> _EXERCISE MATERIAL_
[Start]
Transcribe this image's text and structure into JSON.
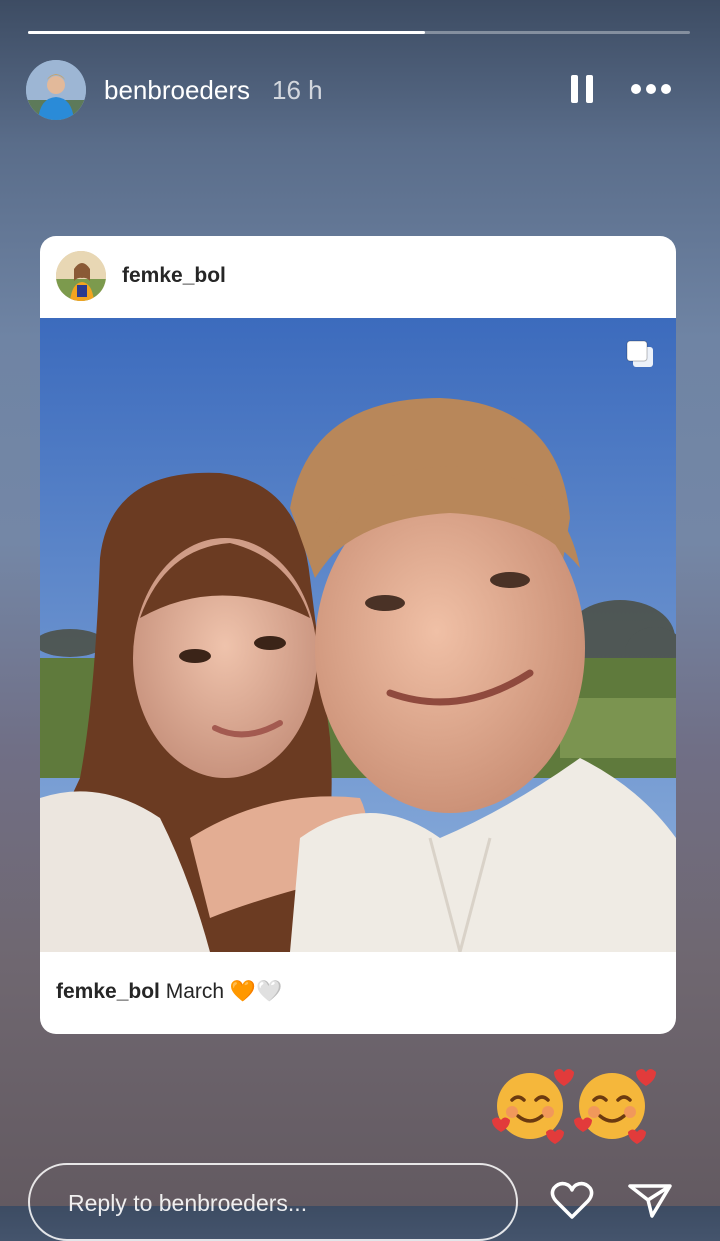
{
  "story": {
    "progress": 0.6,
    "username": "benbroeders",
    "time_ago": "16 h"
  },
  "post": {
    "username": "femke_bol",
    "caption_user": "femke_bol",
    "caption_text": "March",
    "caption_emojis": "🧡🤍"
  },
  "stickers": "☺️☺️",
  "reply": {
    "placeholder": "Reply to benbroeders..."
  },
  "icons": {
    "pause": "pause-icon",
    "more": "more-icon",
    "carousel": "carousel-icon",
    "heart": "heart-icon",
    "send": "send-icon"
  },
  "colors": {
    "card_bg": "#ffffff",
    "text_dark": "#262626",
    "accent_orange": "#f29a2e"
  }
}
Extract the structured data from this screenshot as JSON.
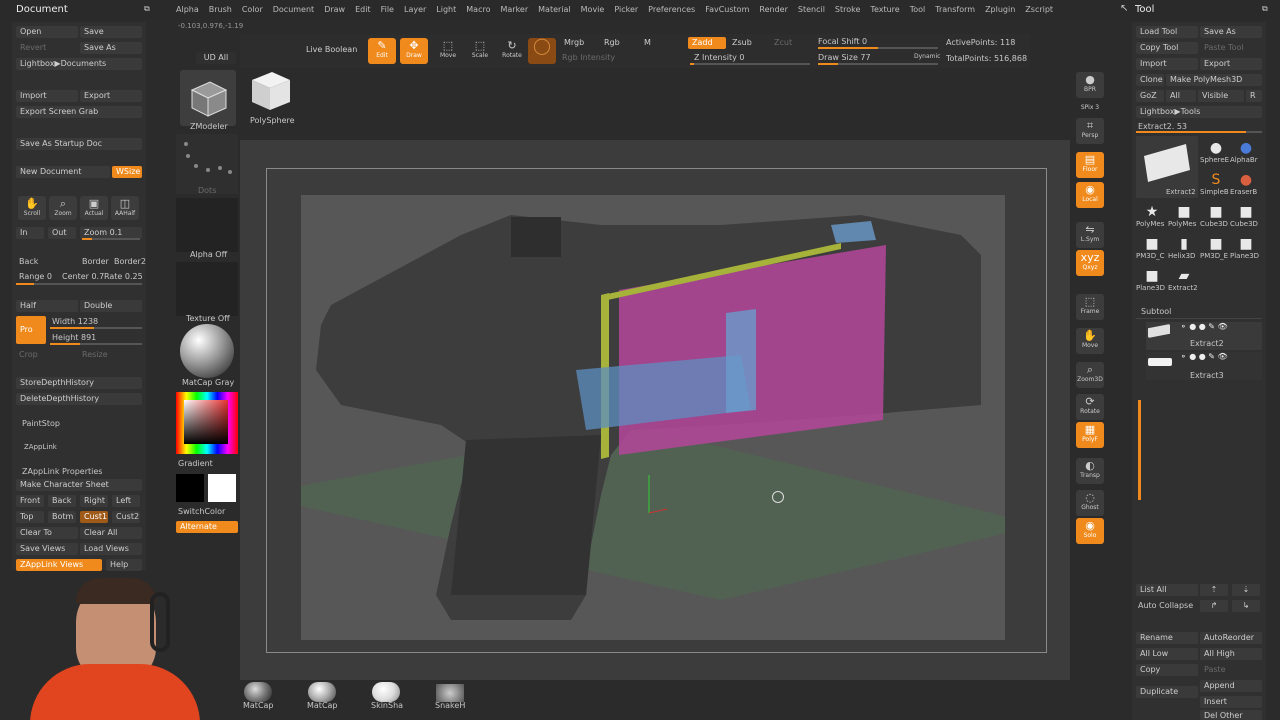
[End]
> _STATED EXERCISE_
Transcribe every entry above exactly. Omit all pictures.

> _ANSWER TO THE EXERCISE_
Transcribe this image's text and structure into JSON.
{
  "story": {
    "progress": 0.6,
    "username": "benbroeders",
    "time_ago": "16 h"
  },
  "post": {
    "username": "femke_bol",
    "caption_user": "femke_bol",
    "caption_text": "March",
    "caption_emojis": "🧡🤍"
  },
  "stickers": "☺️☺️",
  "reply": {
    "placeholder": "Reply to benbroeders..."
  },
  "icons": {
    "pause": "pause-icon",
    "more": "more-icon",
    "carousel": "carousel-icon",
    "heart": "heart-icon",
    "send": "send-icon"
  },
  "colors": {
    "card_bg": "#ffffff",
    "text_dark": "#262626",
    "accent_orange": "#f29a2e"
  }
}
Extract the structured data from this screenshot as JSON.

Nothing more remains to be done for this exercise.